**WORK TO DO:**
Without the images, print all the entries below exactly as given.

**DATA IN THIS EXERCISE:**
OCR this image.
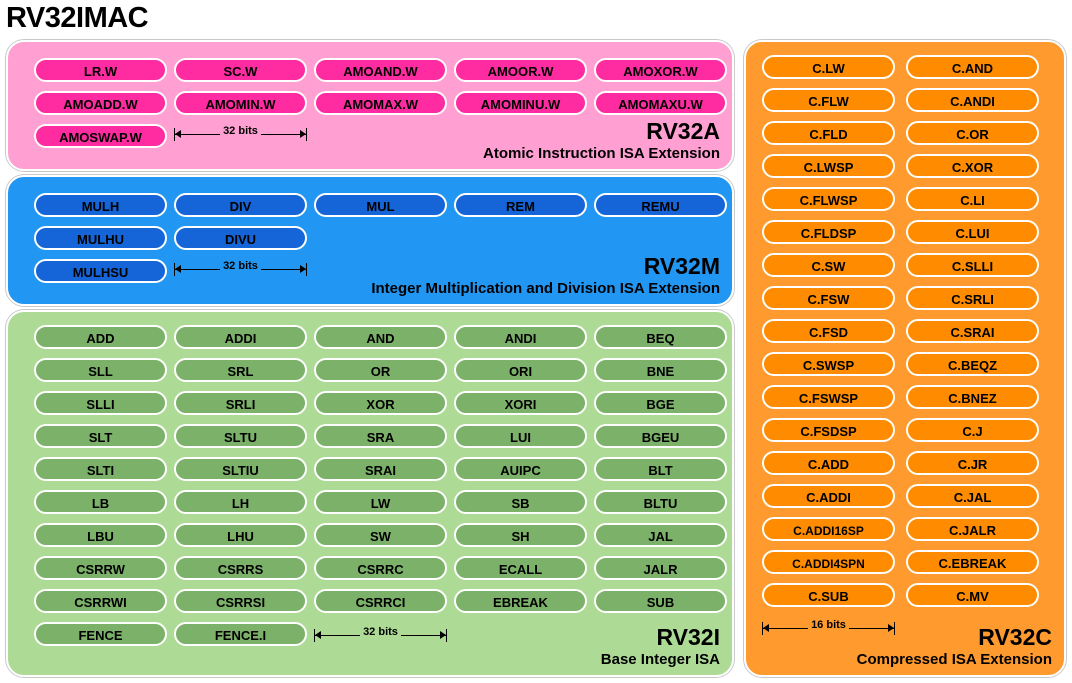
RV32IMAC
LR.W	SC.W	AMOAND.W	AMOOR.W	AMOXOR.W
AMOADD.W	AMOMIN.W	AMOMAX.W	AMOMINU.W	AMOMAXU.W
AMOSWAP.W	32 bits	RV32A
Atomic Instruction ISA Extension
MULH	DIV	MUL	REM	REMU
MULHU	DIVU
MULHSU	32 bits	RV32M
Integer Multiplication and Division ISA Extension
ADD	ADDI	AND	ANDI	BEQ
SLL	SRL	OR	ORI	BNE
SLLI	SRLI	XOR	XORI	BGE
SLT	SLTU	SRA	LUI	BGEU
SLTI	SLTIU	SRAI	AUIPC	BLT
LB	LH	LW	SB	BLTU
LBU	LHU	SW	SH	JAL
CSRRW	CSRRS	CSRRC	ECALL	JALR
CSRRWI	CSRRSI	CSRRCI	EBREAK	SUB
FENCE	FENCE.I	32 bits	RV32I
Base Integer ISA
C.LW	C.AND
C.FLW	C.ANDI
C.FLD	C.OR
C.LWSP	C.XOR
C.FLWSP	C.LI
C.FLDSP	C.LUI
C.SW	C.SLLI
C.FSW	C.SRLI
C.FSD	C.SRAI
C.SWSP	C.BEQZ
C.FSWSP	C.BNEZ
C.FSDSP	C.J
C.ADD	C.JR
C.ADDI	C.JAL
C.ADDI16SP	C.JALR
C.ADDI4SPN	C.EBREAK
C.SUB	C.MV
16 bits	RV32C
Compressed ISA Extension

**FINAL RESULT:**
OCR this image.
RV32IMAC
LR.W	SC.W	AMOAND.W	AMOOR.W	AMOXOR.W
AMOADD.W	AMOMIN.W	AMOMAX.W	AMOMINU.W	AMOMAXU.W
AMOSWAP.W	32 bits	RV32A
Atomic Instruction ISA Extension
MULH	DIV	MUL	REM	REMU
MULHU	DIVU
MULHSU	32 bits	RV32M
Integer Multiplication and Division ISA Extension
ADD	ADDI	AND	ANDI	BEQ
SLL	SRL	OR	ORI	BNE
SLLI	SRLI	XOR	XORI	BGE
SLT	SLTU	SRA	LUI	BGEU
SLTI	SLTIU	SRAI	AUIPC	BLT
LB	LH	LW	SB	BLTU
LBU	LHU	SW	SH	JAL
CSRRW	CSRRS	CSRRC	ECALL	JALR
CSRRWI	CSRRSI	CSRRCI	EBREAK	SUB
FENCE	FENCE.I	32 bits	RV32I
Base Integer ISA
C.LW	C.AND
C.FLW	C.ANDI
C.FLD	C.OR
C.LWSP	C.XOR
C.FLWSP	C.LI
C.FLDSP	C.LUI
C.SW	C.SLLI
C.FSW	C.SRLI
C.FSD	C.SRAI
C.SWSP	C.BEQZ
C.FSWSP	C.BNEZ
C.FSDSP	C.J
C.ADD	C.JR
C.ADDI	C.JAL
C.ADDI16SP	C.JALR
C.ADDI4SPN	C.EBREAK
C.SUB	C.MV
16 bits	RV32C
Compressed ISA Extension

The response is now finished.